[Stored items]
# # # #

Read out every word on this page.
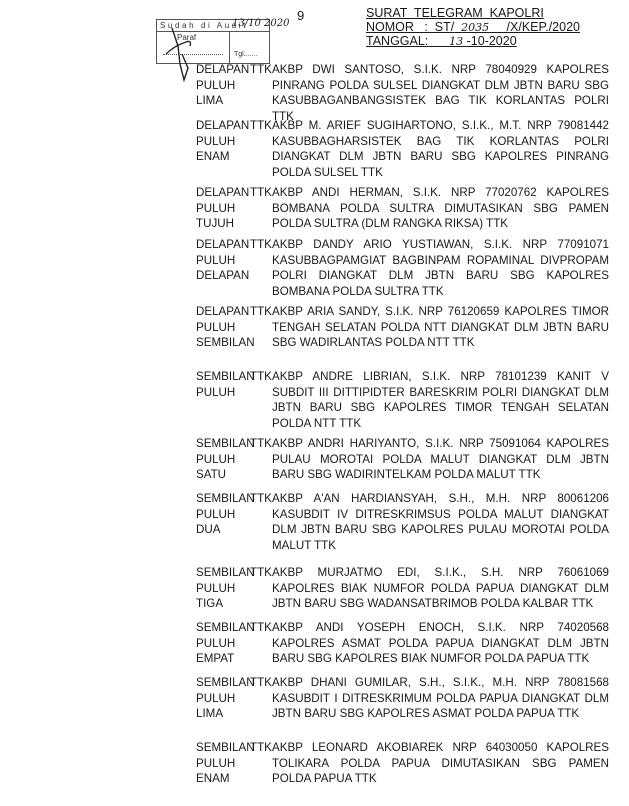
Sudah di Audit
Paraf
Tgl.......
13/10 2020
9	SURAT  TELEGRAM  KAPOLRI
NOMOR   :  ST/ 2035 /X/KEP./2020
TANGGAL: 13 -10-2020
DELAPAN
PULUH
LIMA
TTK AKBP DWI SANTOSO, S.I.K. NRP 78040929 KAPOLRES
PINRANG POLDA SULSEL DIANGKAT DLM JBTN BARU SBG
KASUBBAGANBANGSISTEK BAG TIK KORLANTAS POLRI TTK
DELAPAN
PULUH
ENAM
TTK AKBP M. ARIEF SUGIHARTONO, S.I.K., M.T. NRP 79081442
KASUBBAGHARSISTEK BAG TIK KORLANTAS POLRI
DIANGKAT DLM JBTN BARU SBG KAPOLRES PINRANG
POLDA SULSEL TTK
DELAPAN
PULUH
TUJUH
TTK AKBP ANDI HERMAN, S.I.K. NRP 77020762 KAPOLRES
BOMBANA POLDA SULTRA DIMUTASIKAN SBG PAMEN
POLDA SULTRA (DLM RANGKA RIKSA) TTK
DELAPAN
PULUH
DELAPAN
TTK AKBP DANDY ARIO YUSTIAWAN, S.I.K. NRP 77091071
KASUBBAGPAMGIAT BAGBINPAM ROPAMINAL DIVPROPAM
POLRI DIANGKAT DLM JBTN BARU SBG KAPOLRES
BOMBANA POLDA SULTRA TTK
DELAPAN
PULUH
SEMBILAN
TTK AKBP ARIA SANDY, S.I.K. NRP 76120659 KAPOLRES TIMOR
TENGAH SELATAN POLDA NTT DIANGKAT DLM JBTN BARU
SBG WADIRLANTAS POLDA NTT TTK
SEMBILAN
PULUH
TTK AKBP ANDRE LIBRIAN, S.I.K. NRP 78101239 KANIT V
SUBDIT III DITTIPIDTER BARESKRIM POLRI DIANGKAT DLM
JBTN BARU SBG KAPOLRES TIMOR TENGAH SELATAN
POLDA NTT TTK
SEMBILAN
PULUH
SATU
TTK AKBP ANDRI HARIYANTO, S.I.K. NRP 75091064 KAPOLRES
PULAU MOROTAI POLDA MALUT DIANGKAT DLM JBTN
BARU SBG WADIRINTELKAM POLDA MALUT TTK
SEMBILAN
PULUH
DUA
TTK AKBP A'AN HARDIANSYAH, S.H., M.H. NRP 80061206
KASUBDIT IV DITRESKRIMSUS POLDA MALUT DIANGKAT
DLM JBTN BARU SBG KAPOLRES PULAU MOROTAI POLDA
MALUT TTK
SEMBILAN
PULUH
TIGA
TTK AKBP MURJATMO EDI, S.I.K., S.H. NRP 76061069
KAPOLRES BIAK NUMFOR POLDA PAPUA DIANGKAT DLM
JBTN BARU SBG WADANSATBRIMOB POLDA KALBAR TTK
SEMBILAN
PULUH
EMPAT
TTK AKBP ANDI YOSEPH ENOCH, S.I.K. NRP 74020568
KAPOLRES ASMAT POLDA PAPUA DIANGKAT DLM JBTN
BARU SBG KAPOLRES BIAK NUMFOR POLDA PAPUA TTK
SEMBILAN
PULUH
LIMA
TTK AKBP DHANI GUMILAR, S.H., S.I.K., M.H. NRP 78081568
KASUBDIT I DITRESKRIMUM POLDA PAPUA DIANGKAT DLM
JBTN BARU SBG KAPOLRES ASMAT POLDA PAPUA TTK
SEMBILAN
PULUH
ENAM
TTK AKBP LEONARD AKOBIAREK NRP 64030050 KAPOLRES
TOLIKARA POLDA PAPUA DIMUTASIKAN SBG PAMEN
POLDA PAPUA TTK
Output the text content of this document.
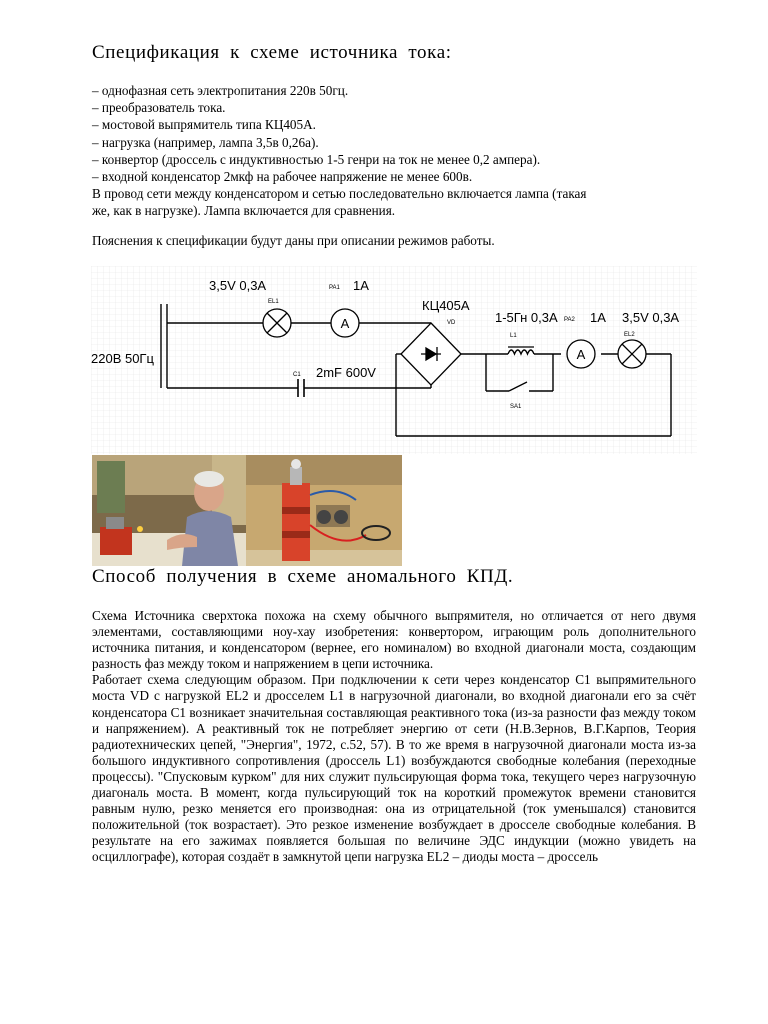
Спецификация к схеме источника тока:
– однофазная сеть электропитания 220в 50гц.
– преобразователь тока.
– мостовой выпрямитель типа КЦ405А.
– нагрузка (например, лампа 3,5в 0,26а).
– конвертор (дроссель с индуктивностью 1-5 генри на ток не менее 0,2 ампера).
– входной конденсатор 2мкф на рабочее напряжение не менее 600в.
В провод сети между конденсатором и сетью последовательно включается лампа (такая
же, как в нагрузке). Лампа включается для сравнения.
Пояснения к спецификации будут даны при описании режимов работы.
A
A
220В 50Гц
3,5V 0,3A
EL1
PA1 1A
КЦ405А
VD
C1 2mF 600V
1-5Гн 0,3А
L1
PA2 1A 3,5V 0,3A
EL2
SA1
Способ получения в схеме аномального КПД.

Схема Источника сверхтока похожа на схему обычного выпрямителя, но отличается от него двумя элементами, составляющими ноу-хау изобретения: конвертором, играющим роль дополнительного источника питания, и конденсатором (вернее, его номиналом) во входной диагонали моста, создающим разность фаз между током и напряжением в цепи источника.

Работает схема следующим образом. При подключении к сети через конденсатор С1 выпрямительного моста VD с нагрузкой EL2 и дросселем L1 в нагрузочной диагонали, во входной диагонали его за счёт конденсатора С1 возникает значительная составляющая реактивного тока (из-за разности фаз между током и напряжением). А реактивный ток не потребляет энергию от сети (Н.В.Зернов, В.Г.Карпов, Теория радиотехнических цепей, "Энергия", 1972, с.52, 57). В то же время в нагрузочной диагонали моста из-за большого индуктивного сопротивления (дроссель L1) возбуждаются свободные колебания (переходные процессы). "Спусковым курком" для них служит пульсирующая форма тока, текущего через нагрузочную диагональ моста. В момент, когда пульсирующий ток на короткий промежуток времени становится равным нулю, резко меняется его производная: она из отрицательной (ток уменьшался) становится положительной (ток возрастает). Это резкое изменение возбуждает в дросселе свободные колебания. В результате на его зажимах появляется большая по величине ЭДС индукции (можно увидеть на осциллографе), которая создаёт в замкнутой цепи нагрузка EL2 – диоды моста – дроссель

# # # #

Every line is to be duplicated exactly, though pictures stay out.

Read out every word on this page.
Sudah di Audit
Paraf
Tgl.......
13/10 2020
9	SURAT  TELEGRAM  KAPOLRI
NOMOR   :  ST/ 2035 /X/KEP./2020
TANGGAL: 13 -10-2020
DELAPAN
PULUH
LIMA
TTK AKBP DWI SANTOSO, S.I.K. NRP 78040929 KAPOLRES
PINRANG POLDA SULSEL DIANGKAT DLM JBTN BARU SBG
KASUBBAGANBANGSISTEK BAG TIK KORLANTAS POLRI TTK
DELAPAN
PULUH
ENAM
TTK AKBP M. ARIEF SUGIHARTONO, S.I.K., M.T. NRP 79081442
KASUBBAGHARSISTEK BAG TIK KORLANTAS POLRI
DIANGKAT DLM JBTN BARU SBG KAPOLRES PINRANG
POLDA SULSEL TTK
DELAPAN
PULUH
TUJUH
TTK AKBP ANDI HERMAN, S.I.K. NRP 77020762 KAPOLRES
BOMBANA POLDA SULTRA DIMUTASIKAN SBG PAMEN
POLDA SULTRA (DLM RANGKA RIKSA) TTK
DELAPAN
PULUH
DELAPAN
TTK AKBP DANDY ARIO YUSTIAWAN, S.I.K. NRP 77091071
KASUBBAGPAMGIAT BAGBINPAM ROPAMINAL DIVPROPAM
POLRI DIANGKAT DLM JBTN BARU SBG KAPOLRES
BOMBANA POLDA SULTRA TTK
DELAPAN
PULUH
SEMBILAN
TTK AKBP ARIA SANDY, S.I.K. NRP 76120659 KAPOLRES TIMOR
TENGAH SELATAN POLDA NTT DIANGKAT DLM JBTN BARU
SBG WADIRLANTAS POLDA NTT TTK
SEMBILAN
PULUH
TTK AKBP ANDRE LIBRIAN, S.I.K. NRP 78101239 KANIT V
SUBDIT III DITTIPIDTER BARESKRIM POLRI DIANGKAT DLM
JBTN BARU SBG KAPOLRES TIMOR TENGAH SELATAN
POLDA NTT TTK
SEMBILAN
PULUH
SATU
TTK AKBP ANDRI HARIYANTO, S.I.K. NRP 75091064 KAPOLRES
PULAU MOROTAI POLDA MALUT DIANGKAT DLM JBTN
BARU SBG WADIRINTELKAM POLDA MALUT TTK
SEMBILAN
PULUH
DUA
TTK AKBP A'AN HARDIANSYAH, S.H., M.H. NRP 80061206
KASUBDIT IV DITRESKRIMSUS POLDA MALUT DIANGKAT
DLM JBTN BARU SBG KAPOLRES PULAU MOROTAI POLDA
MALUT TTK
SEMBILAN
PULUH
TIGA
TTK AKBP MURJATMO EDI, S.I.K., S.H. NRP 76061069
KAPOLRES BIAK NUMFOR POLDA PAPUA DIANGKAT DLM
JBTN BARU SBG WADANSATBRIMOB POLDA KALBAR TTK
SEMBILAN
PULUH
EMPAT
TTK AKBP ANDI YOSEPH ENOCH, S.I.K. NRP 74020568
KAPOLRES ASMAT POLDA PAPUA DIANGKAT DLM JBTN
BARU SBG KAPOLRES BIAK NUMFOR POLDA PAPUA TTK
SEMBILAN
PULUH
LIMA
TTK AKBP DHANI GUMILAR, S.H., S.I.K., M.H. NRP 78081568
KASUBDIT I DITRESKRIMUM POLDA PAPUA DIANGKAT DLM
JBTN BARU SBG KAPOLRES ASMAT POLDA PAPUA TTK
SEMBILAN
PULUH
ENAM
TTK AKBP LEONARD AKOBIAREK NRP 64030050 KAPOLRES
TOLIKARA POLDA PAPUA DIMUTASIKAN SBG PAMEN
POLDA PAPUA TTK
Output the text content of this document.
Спецификация к схеме источника тока:
– однофазная сеть электропитания 220в 50гц.
– преобразователь тока.
– мостовой выпрямитель типа КЦ405А.
– нагрузка (например, лампа 3,5в 0,26а).
– конвертор (дроссель с индуктивностью 1-5 генри на ток не менее 0,2 ампера).
– входной конденсатор 2мкф на рабочее напряжение не менее 600в.
В провод сети между конденсатором и сетью последовательно включается лампа (такая
же, как в нагрузке). Лампа включается для сравнения.
Пояснения к спецификации будут даны при описании режимов работы.
A
A
220В 50Гц
3,5V 0,3A
EL1
PA1 1A
КЦ405А
VD
C1 2mF 600V
1-5Гн 0,3А
L1
PA2 1A 3,5V 0,3A
EL2
SA1
Способ получения в схеме аномального КПД.

Схема Источника сверхтока похожа на схему обычного выпрямителя, но отличается от него двумя элементами, составляющими ноу-хау изобретения: конвертором, играющим роль дополнительного источника питания, и конденсатором (вернее, его номиналом) во входной диагонали моста, создающим разность фаз между током и напряжением в цепи источника.

Работает схема следующим образом. При подключении к сети через конденсатор С1 выпрямительного моста VD с нагрузкой EL2 и дросселем L1 в нагрузочной диагонали, во входной диагонали его за счёт конденсатора С1 возникает значительная составляющая реактивного тока (из-за разности фаз между током и напряжением). А реактивный ток не потребляет энергию от сети (Н.В.Зернов, В.Г.Карпов, Теория радиотехнических цепей, "Энергия", 1972, с.52, 57). В то же время в нагрузочной диагонали моста из-за большого индуктивного сопротивления (дроссель L1) возбуждаются свободные колебания (переходные процессы). "Спусковым курком" для них служит пульсирующая форма тока, текущего через нагрузочную диагональ моста. В момент, когда пульсирующий ток на короткий промежуток времени становится равным нулю, резко меняется его производная: она из отрицательной (ток уменьшался) становится положительной (ток возрастает). Это резкое изменение возбуждает в дросселе свободные колебания. В результате на его зажимах появляется большая по величине ЭДС индукции (можно увидеть на осциллографе), которая создаёт в замкнутой цепи нагрузка EL2 – диоды моста – дроссель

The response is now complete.